» Your instructions
Find every line containing the word "title" in the records below; report only how many there are.

» Exercise data
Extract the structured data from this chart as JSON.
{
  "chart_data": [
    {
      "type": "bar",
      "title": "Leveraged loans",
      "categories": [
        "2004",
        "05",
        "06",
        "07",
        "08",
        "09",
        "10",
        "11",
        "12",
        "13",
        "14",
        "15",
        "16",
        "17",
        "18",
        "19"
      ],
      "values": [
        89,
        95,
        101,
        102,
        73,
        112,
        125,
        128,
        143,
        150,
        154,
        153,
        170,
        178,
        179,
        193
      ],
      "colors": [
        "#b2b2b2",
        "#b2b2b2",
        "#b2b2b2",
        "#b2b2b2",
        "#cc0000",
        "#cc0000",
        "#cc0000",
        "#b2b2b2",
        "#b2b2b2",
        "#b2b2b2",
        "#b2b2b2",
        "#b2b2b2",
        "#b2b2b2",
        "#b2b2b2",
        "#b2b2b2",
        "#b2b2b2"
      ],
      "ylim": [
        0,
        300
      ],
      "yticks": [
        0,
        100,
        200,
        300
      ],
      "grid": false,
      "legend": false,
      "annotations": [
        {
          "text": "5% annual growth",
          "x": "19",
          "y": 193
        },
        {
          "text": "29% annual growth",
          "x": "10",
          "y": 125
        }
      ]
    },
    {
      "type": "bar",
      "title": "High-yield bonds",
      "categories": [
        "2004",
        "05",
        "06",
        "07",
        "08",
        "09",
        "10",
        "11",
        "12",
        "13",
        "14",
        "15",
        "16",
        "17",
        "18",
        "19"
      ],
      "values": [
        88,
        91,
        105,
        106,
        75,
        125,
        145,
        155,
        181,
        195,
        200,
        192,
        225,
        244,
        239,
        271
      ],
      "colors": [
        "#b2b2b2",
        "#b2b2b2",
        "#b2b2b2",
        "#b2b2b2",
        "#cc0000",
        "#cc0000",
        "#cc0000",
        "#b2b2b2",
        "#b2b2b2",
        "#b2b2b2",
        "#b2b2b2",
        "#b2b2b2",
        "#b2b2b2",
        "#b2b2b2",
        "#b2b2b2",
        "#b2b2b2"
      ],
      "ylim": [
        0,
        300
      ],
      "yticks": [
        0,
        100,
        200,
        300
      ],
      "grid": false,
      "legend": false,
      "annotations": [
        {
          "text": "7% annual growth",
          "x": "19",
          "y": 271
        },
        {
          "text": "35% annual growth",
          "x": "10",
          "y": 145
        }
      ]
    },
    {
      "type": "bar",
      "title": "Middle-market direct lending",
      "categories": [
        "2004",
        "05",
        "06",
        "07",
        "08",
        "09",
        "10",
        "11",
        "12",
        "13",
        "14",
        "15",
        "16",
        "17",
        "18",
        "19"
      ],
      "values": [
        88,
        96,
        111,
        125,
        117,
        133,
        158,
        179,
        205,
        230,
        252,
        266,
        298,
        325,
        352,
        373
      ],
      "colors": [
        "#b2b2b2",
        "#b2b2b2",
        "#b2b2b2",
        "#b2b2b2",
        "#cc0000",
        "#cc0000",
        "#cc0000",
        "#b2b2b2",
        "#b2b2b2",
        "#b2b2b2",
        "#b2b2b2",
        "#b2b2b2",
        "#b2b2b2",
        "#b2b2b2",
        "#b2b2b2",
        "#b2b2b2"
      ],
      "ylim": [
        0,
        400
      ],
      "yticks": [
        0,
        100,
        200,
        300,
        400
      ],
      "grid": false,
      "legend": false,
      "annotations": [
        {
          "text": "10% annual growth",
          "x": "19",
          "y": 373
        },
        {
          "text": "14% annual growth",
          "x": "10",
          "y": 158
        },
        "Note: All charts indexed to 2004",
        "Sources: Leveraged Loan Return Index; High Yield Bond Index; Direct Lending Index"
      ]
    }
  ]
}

» Exercise result
3